Collected data:
──────
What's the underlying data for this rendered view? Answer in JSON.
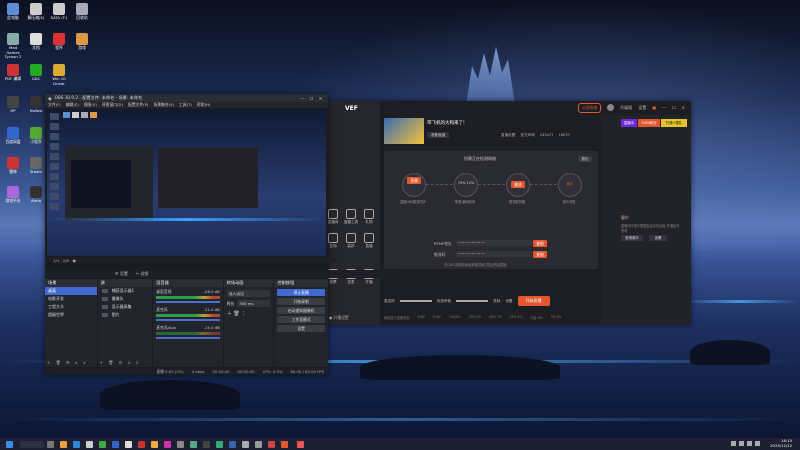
{
  "colors": {
    "accent": "#3f6bd1",
    "orange": "#e4572e",
    "obs_bg": "#1b1c22",
    "app_bg": "#1d1e23"
  },
  "desktop": {
    "icons": [
      {
        "name": "此电脑",
        "color": "#5b8ed6"
      },
      {
        "name": "解压缩(E)",
        "color": "#ccc"
      },
      {
        "name": "SATA (F:)",
        "color": "#ccc"
      },
      {
        "name": "回收站",
        "color": "#aab"
      },
      {
        "name": "Mad Games Tycoon 2",
        "color": "#8aa"
      },
      {
        "name": "文档",
        "color": "#ddd"
      },
      {
        "name": "程序",
        "color": "#d33"
      },
      {
        "name": "游戏",
        "color": "#d94"
      },
      {
        "name": "PDF 编辑",
        "color": "#c33"
      },
      {
        "name": "GDC",
        "color": "#2a2"
      },
      {
        "name": "Win 10 Driver",
        "color": "#da3"
      },
      {
        "name": "HP",
        "color": "#444"
      },
      {
        "name": "Hollow",
        "color": "#333"
      },
      {
        "name": "百度网盘",
        "color": "#36c"
      },
      {
        "name": "小程序",
        "color": "#5a3"
      },
      {
        "name": "雷神",
        "color": "#c33"
      },
      {
        "name": "Steam",
        "color": "#666"
      },
      {
        "name": "游戏平台",
        "color": "#a6d"
      },
      {
        "name": "Arma",
        "color": "#333"
      }
    ]
  },
  "obs": {
    "title": "OBS 30.0.2 - 配置文件: 未命名 - 场景: 未命名",
    "menu": [
      "文件(F)",
      "编辑(E)",
      "视图(V)",
      "停靠窗口(D)",
      "配置文件(P)",
      "场景集合(S)",
      "工具(T)",
      "帮助(H)"
    ],
    "preview_status": "1/4 · 2/8 · ●",
    "tabs": {
      "scenes_tab": "⚙ 设置",
      "sources_tab": "✂ 滤镜"
    },
    "scenes_label": "未选择源",
    "docks": {
      "scenes": {
        "title": "场景",
        "items": [
          "桌面",
          "电影开发",
          "工程大卡",
          "超级世界"
        ]
      },
      "sources": {
        "title": "源",
        "items": [
          "捕获显示器1",
          "摄像头",
          "显示器采集",
          "图片"
        ]
      },
      "mixer": {
        "title": "混音器",
        "channels": [
          {
            "name": "桌面音频",
            "value": "-26.0 dB"
          },
          {
            "name": "麦克风",
            "value": "-21.0 dB"
          },
          {
            "name": "麦克风/Aux",
            "value": "-15.0 dB"
          }
        ]
      },
      "transitions": {
        "title": "转场动画",
        "type": "淡入淡出",
        "duration_label": "时长",
        "duration": "300 ms"
      },
      "controls": {
        "title": "控制按钮",
        "buttons": [
          "停止直播",
          "开始录制",
          "启动虚拟摄像机",
          "工作室模式",
          "设置"
        ]
      }
    },
    "status": [
      "直播 0:00 (0%)",
      "0 kbps",
      "00:00:00",
      "00:00:00",
      "CPU: 0.5%",
      "60.00 / 60.00 FPS"
    ]
  },
  "app": {
    "logo": "VEF",
    "top_right": [
      "公测系统",
      "升级版",
      "设置"
    ],
    "stream_title": "带飞机的大和来了!",
    "stream_meta": [
      "直播设置",
      "官方声明",
      "243477",
      "18097"
    ],
    "tag": "准备就绪",
    "status_label": "所需正在检测网络",
    "chip": "退出",
    "flow": [
      {
        "label": "直播",
        "sub": "直播OBS推流同步"
      },
      {
        "label": "70% 12%",
        "sub": "带宽.编码检测"
      },
      {
        "label": "推流",
        "sub": "推流服务器"
      },
      {
        "label": "观众",
        "sub": "观众列表"
      }
    ],
    "rtmp_label": "RTMP地址",
    "rtmp_value": "••••••••••••",
    "key_label": "推流码",
    "key_value": "••••••••••••",
    "copy_btn": "复制",
    "hint": "在OBS中粘贴地址和推流码,然后开始直播",
    "bottom_controls": [
      "麦克风",
      "系统声音",
      "录制",
      "设置"
    ],
    "start_button": "开始直播",
    "footer": [
      "继续显示直播状态",
      "5/80",
      "SYNC",
      "1%/5%",
      "CPU 0%",
      "GPU 7%",
      "CPU 2%",
      "内存 4%",
      "5H 5%"
    ],
    "left_menu": [
      "直播间",
      "直播工具",
      "礼物",
      "互动",
      "装扮",
      "直播",
      "投票",
      "连麦",
      "开播",
      "弹幕",
      "更多"
    ],
    "left_footer": "● 开播设置",
    "right_panel": {
      "title": "观众",
      "text": "直播间中观众数据会显示在此处,开播后可查看",
      "btn1": "邀请观众",
      "btn2": "设置"
    },
    "right_badges": [
      {
        "text": "直播中",
        "color": "#6b2bd9"
      },
      {
        "text": "7000积分",
        "color": "#e4572e"
      },
      {
        "text": "开通+赠礼",
        "color": "#e6c42a"
      }
    ]
  },
  "taskbar": {
    "time": "18:15",
    "date": "2025/12/12"
  }
}
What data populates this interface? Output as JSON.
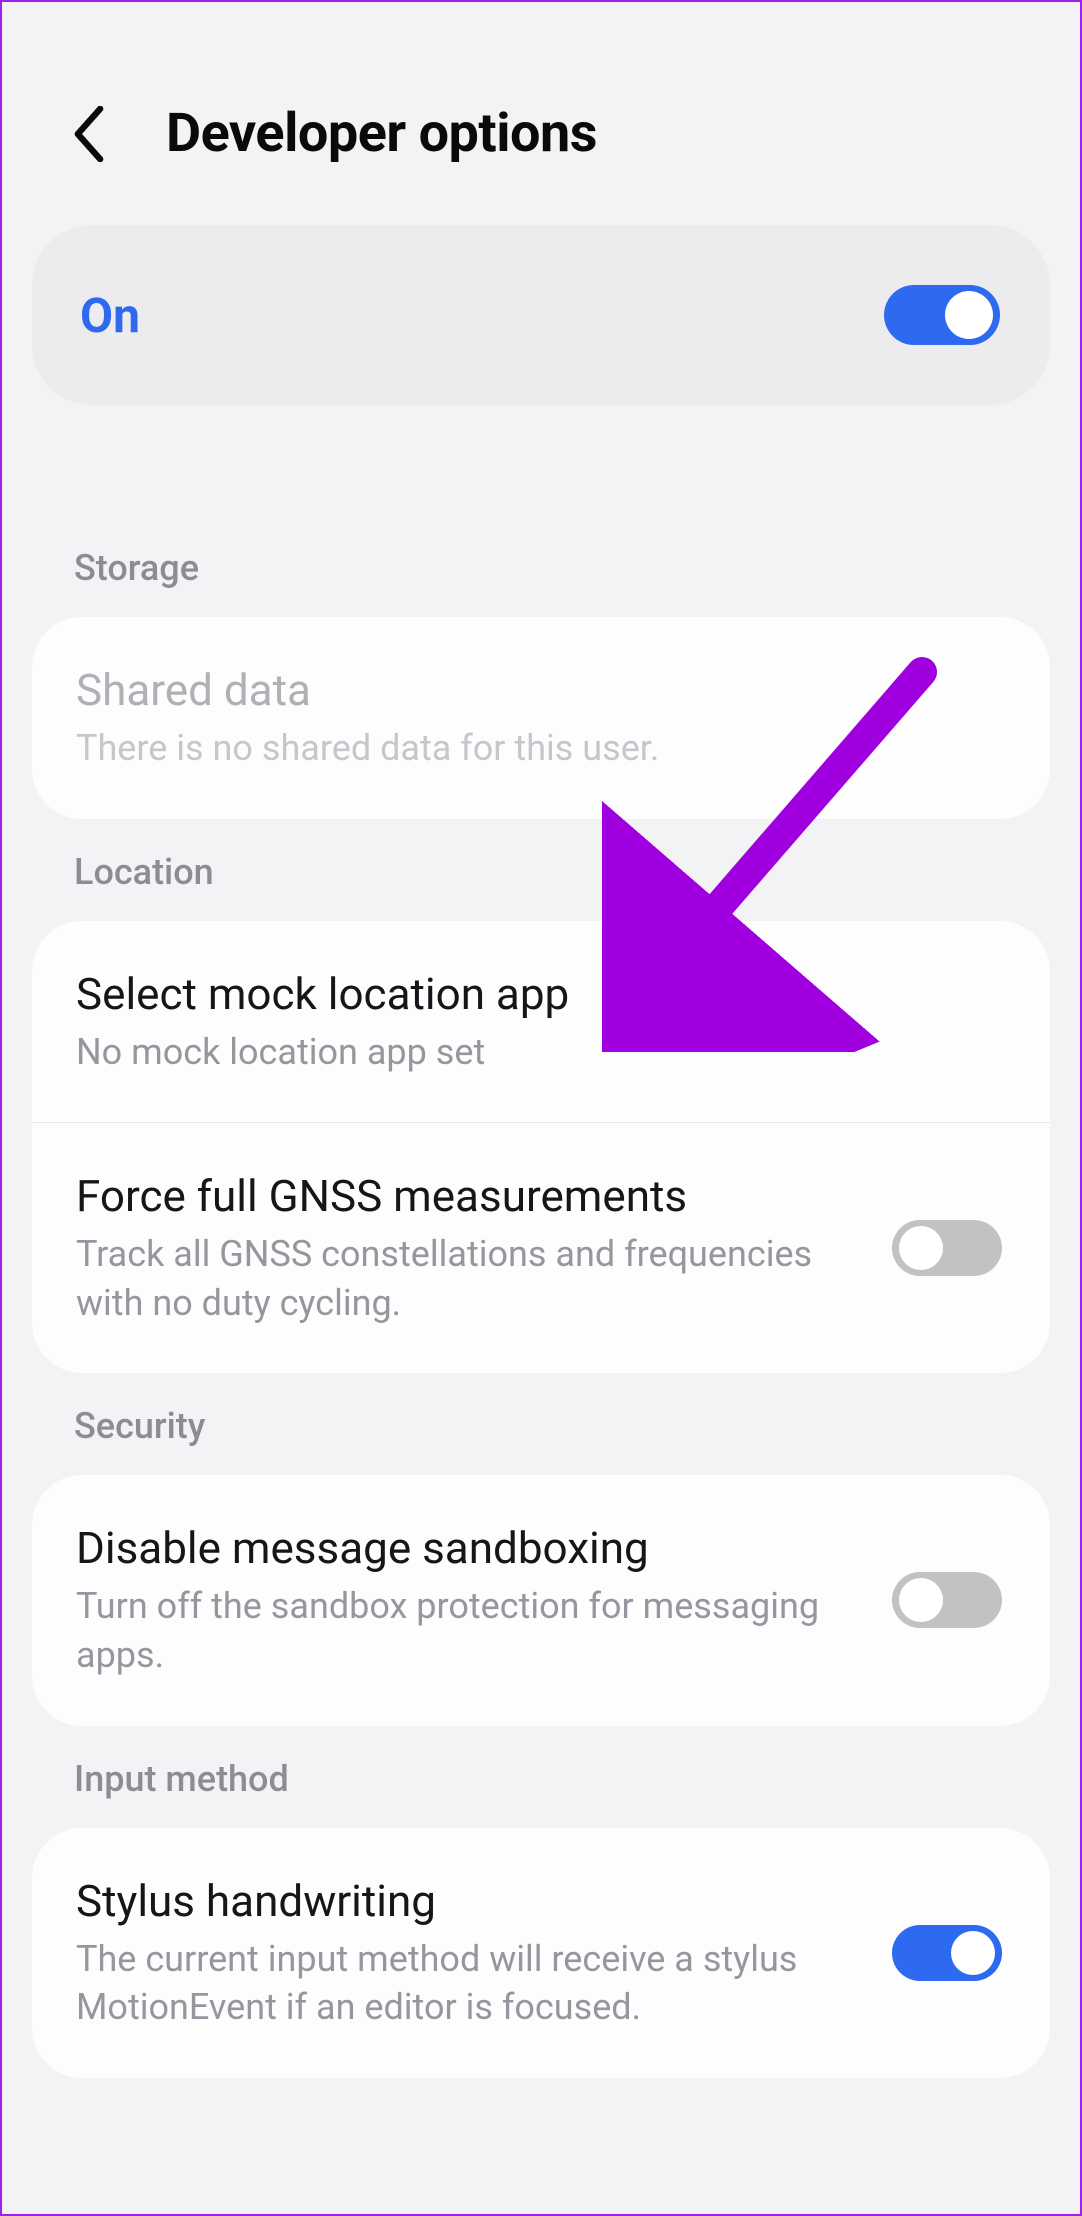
{
  "header": {
    "title": "Developer options"
  },
  "master": {
    "label": "On",
    "on": true
  },
  "sections": {
    "storage": {
      "header": "Storage",
      "shared_data": {
        "title": "Shared data",
        "sub": "There is no shared data for this user."
      }
    },
    "location": {
      "header": "Location",
      "mock": {
        "title": "Select mock location app",
        "sub": "No mock location app set"
      },
      "gnss": {
        "title": "Force full GNSS measurements",
        "sub": "Track all GNSS constellations and frequencies with no duty cycling.",
        "on": false
      }
    },
    "security": {
      "header": "Security",
      "sandbox": {
        "title": "Disable message sandboxing",
        "sub": "Turn off the sandbox protection for messaging apps.",
        "on": false
      }
    },
    "input": {
      "header": "Input method",
      "stylus": {
        "title": "Stylus handwriting",
        "sub": "The current input method will receive a stylus MotionEvent if an editor is focused.",
        "on": true
      }
    }
  }
}
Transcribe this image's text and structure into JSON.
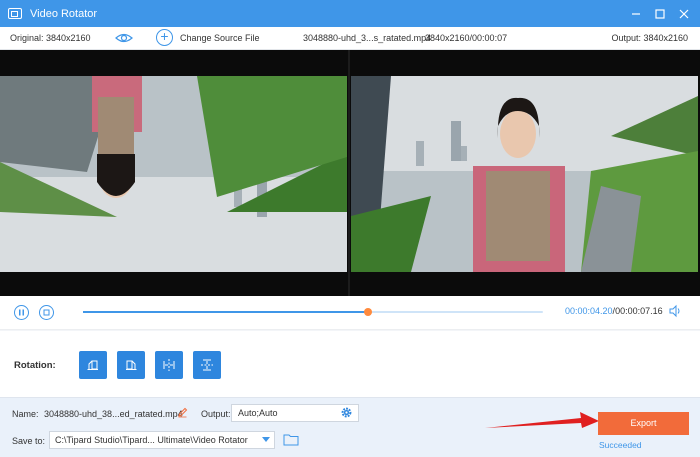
{
  "window": {
    "title": "Video Rotator"
  },
  "info_bar": {
    "original": "Original: 3840x2160",
    "change_source": "Change Source File",
    "file_name": "3048880-uhd_3...s_ratated.mp4",
    "file_info": "3840x2160/00:00:07",
    "output": "Output: 3840x2160"
  },
  "player": {
    "current_time": "00:00:04.20",
    "separator": "/",
    "total_time": "00:00:07.16",
    "progress": 0.62
  },
  "rotation": {
    "label": "Rotation:",
    "buttons": [
      {
        "name": "rotate-left-button",
        "icon": "rotate-left-icon"
      },
      {
        "name": "rotate-right-button",
        "icon": "rotate-right-icon"
      },
      {
        "name": "flip-horizontal-button",
        "icon": "flip-horizontal-icon"
      },
      {
        "name": "flip-vertical-button",
        "icon": "flip-vertical-icon"
      }
    ]
  },
  "bottom": {
    "name_label": "Name:",
    "name_value": "3048880-uhd_38...ed_ratated.mp4",
    "output_label": "Output:",
    "output_value": "Auto;Auto",
    "save_label": "Save to:",
    "save_path": "C:\\Tipard Studio\\Tipard... Ultimate\\Video Rotator",
    "export_label": "Export",
    "status": "Succeeded"
  },
  "colors": {
    "accent": "#3f96e8",
    "export": "#f26b3a",
    "knob": "#ff8a3d",
    "arrow": "#e02020"
  }
}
──────
What the exercise asks:
Copy out all the entries exactly. Images stay out of the copy.

Solution to the problem:
What's the underlying data for this rendered view? Answer in JSON.
{
  "colors": {
    "accent": "#3f6bd1",
    "orange": "#e4572e",
    "obs_bg": "#1b1c22",
    "app_bg": "#1d1e23"
  },
  "desktop": {
    "icons": [
      {
        "name": "此电脑",
        "color": "#5b8ed6"
      },
      {
        "name": "解压缩(E)",
        "color": "#ccc"
      },
      {
        "name": "SATA (F:)",
        "color": "#ccc"
      },
      {
        "name": "回收站",
        "color": "#aab"
      },
      {
        "name": "Mad Games Tycoon 2",
        "color": "#8aa"
      },
      {
        "name": "文档",
        "color": "#ddd"
      },
      {
        "name": "程序",
        "color": "#d33"
      },
      {
        "name": "游戏",
        "color": "#d94"
      },
      {
        "name": "PDF 编辑",
        "color": "#c33"
      },
      {
        "name": "GDC",
        "color": "#2a2"
      },
      {
        "name": "Win 10 Driver",
        "color": "#da3"
      },
      {
        "name": "HP",
        "color": "#444"
      },
      {
        "name": "Hollow",
        "color": "#333"
      },
      {
        "name": "百度网盘",
        "color": "#36c"
      },
      {
        "name": "小程序",
        "color": "#5a3"
      },
      {
        "name": "雷神",
        "color": "#c33"
      },
      {
        "name": "Steam",
        "color": "#666"
      },
      {
        "name": "游戏平台",
        "color": "#a6d"
      },
      {
        "name": "Arma",
        "color": "#333"
      }
    ]
  },
  "obs": {
    "title": "OBS 30.0.2 - 配置文件: 未命名 - 场景: 未命名",
    "menu": [
      "文件(F)",
      "编辑(E)",
      "视图(V)",
      "停靠窗口(D)",
      "配置文件(P)",
      "场景集合(S)",
      "工具(T)",
      "帮助(H)"
    ],
    "preview_status": "1/4 · 2/8 · ●",
    "tabs": {
      "scenes_tab": "⚙ 设置",
      "sources_tab": "✂ 滤镜"
    },
    "scenes_label": "未选择源",
    "docks": {
      "scenes": {
        "title": "场景",
        "items": [
          "桌面",
          "电影开发",
          "工程大卡",
          "超级世界"
        ]
      },
      "sources": {
        "title": "源",
        "items": [
          "捕获显示器1",
          "摄像头",
          "显示器采集",
          "图片"
        ]
      },
      "mixer": {
        "title": "混音器",
        "channels": [
          {
            "name": "桌面音频",
            "value": "-26.0 dB"
          },
          {
            "name": "麦克风",
            "value": "-21.0 dB"
          },
          {
            "name": "麦克风/Aux",
            "value": "-15.0 dB"
          }
        ]
      },
      "transitions": {
        "title": "转场动画",
        "type": "淡入淡出",
        "duration_label": "时长",
        "duration": "300 ms"
      },
      "controls": {
        "title": "控制按钮",
        "buttons": [
          "停止直播",
          "开始录制",
          "启动虚拟摄像机",
          "工作室模式",
          "设置"
        ]
      }
    },
    "status": [
      "直播 0:00 (0%)",
      "0 kbps",
      "00:00:00",
      "00:00:00",
      "CPU: 0.5%",
      "60.00 / 60.00 FPS"
    ]
  },
  "app": {
    "logo": "VEF",
    "top_right": [
      "公测系统",
      "升级版",
      "设置"
    ],
    "stream_title": "带飞机的大和来了!",
    "stream_meta": [
      "直播设置",
      "官方声明",
      "243477",
      "18097"
    ],
    "tag": "准备就绪",
    "status_label": "所需正在检测网络",
    "chip": "退出",
    "flow": [
      {
        "label": "直播",
        "sub": "直播OBS推流同步"
      },
      {
        "label": "70% 12%",
        "sub": "带宽.编码检测"
      },
      {
        "label": "推流",
        "sub": "推流服务器"
      },
      {
        "label": "观众",
        "sub": "观众列表"
      }
    ],
    "rtmp_label": "RTMP地址",
    "rtmp_value": "••••••••••••",
    "key_label": "推流码",
    "key_value": "••••••••••••",
    "copy_btn": "复制",
    "hint": "在OBS中粘贴地址和推流码,然后开始直播",
    "bottom_controls": [
      "麦克风",
      "系统声音",
      "录制",
      "设置"
    ],
    "start_button": "开始直播",
    "footer": [
      "继续显示直播状态",
      "5/80",
      "SYNC",
      "1%/5%",
      "CPU 0%",
      "GPU 7%",
      "CPU 2%",
      "内存 4%",
      "5H 5%"
    ],
    "left_menu": [
      "直播间",
      "直播工具",
      "礼物",
      "互动",
      "装扮",
      "直播",
      "投票",
      "连麦",
      "开播",
      "弹幕",
      "更多"
    ],
    "left_footer": "● 开播设置",
    "right_panel": {
      "title": "观众",
      "text": "直播间中观众数据会显示在此处,开播后可查看",
      "btn1": "邀请观众",
      "btn2": "设置"
    },
    "right_badges": [
      {
        "text": "直播中",
        "color": "#6b2bd9"
      },
      {
        "text": "7000积分",
        "color": "#e4572e"
      },
      {
        "text": "开通+赠礼",
        "color": "#e6c42a"
      }
    ]
  },
  "taskbar": {
    "time": "18:15",
    "date": "2025/12/12"
  }
}
What data populates this interface? Output as JSON.
{
  "header": {
    "title": "Developer options"
  },
  "master": {
    "label": "On",
    "on": true
  },
  "sections": {
    "storage": {
      "header": "Storage",
      "shared_data": {
        "title": "Shared data",
        "sub": "There is no shared data for this user."
      }
    },
    "location": {
      "header": "Location",
      "mock": {
        "title": "Select mock location app",
        "sub": "No mock location app set"
      },
      "gnss": {
        "title": "Force full GNSS measurements",
        "sub": "Track all GNSS constellations and frequencies with no duty cycling.",
        "on": false
      }
    },
    "security": {
      "header": "Security",
      "sandbox": {
        "title": "Disable message sandboxing",
        "sub": "Turn off the sandbox protection for messaging apps.",
        "on": false
      }
    },
    "input": {
      "header": "Input method",
      "stylus": {
        "title": "Stylus handwriting",
        "sub": "The current input method will receive a stylus MotionEvent if an editor is focused.",
        "on": true
      }
    }
  }
}
Transcribe this image's text and structure into JSON.
{
  "window": {
    "title": "Video Rotator"
  },
  "info_bar": {
    "original": "Original: 3840x2160",
    "change_source": "Change Source File",
    "file_name": "3048880-uhd_3...s_ratated.mp4",
    "file_info": "3840x2160/00:00:07",
    "output": "Output: 3840x2160"
  },
  "player": {
    "current_time": "00:00:04.20",
    "separator": "/",
    "total_time": "00:00:07.16",
    "progress": 0.62
  },
  "rotation": {
    "label": "Rotation:",
    "buttons": [
      {
        "name": "rotate-left-button",
        "icon": "rotate-left-icon"
      },
      {
        "name": "rotate-right-button",
        "icon": "rotate-right-icon"
      },
      {
        "name": "flip-horizontal-button",
        "icon": "flip-horizontal-icon"
      },
      {
        "name": "flip-vertical-button",
        "icon": "flip-vertical-icon"
      }
    ]
  },
  "bottom": {
    "name_label": "Name:",
    "name_value": "3048880-uhd_38...ed_ratated.mp4",
    "output_label": "Output:",
    "output_value": "Auto;Auto",
    "save_label": "Save to:",
    "save_path": "C:\\Tipard Studio\\Tipard... Ultimate\\Video Rotator",
    "export_label": "Export",
    "status": "Succeeded"
  },
  "colors": {
    "accent": "#3f96e8",
    "export": "#f26b3a",
    "knob": "#ff8a3d",
    "arrow": "#e02020"
  }
}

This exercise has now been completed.